# INPUT ROWS
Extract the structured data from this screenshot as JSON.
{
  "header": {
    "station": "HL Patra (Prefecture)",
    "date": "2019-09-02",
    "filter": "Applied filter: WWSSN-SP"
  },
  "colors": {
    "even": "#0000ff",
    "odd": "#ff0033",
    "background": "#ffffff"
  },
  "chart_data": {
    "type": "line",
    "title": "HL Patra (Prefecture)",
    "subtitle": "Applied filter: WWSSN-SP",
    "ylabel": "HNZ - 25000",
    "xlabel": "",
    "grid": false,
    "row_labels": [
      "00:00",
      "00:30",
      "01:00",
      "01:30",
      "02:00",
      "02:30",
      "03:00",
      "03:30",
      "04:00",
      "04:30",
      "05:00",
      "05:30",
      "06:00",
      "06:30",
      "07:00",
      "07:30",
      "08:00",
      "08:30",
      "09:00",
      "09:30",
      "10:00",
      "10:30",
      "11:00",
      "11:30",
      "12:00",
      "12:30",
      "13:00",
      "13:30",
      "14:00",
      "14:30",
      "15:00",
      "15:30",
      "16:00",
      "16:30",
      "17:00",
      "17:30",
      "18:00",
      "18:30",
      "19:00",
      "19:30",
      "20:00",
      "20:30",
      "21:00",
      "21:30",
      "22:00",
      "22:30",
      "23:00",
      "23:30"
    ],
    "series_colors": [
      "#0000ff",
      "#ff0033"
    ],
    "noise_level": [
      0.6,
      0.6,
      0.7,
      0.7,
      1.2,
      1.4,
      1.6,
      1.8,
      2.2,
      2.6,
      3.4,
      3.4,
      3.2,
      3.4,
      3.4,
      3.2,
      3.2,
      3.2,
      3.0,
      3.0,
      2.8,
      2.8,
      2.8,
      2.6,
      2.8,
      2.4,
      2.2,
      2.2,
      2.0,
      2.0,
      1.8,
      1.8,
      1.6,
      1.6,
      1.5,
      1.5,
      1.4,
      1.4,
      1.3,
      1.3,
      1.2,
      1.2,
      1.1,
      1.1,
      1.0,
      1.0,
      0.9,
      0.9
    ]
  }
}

# EXERCISE OBJECTIVE
Search the lines above for the string "Applied", then show every one that has it.

# TASK SOLUTION
    "filter": "Applied filter: WWSSN-SP"
    "subtitle": "Applied filter: WWSSN-SP",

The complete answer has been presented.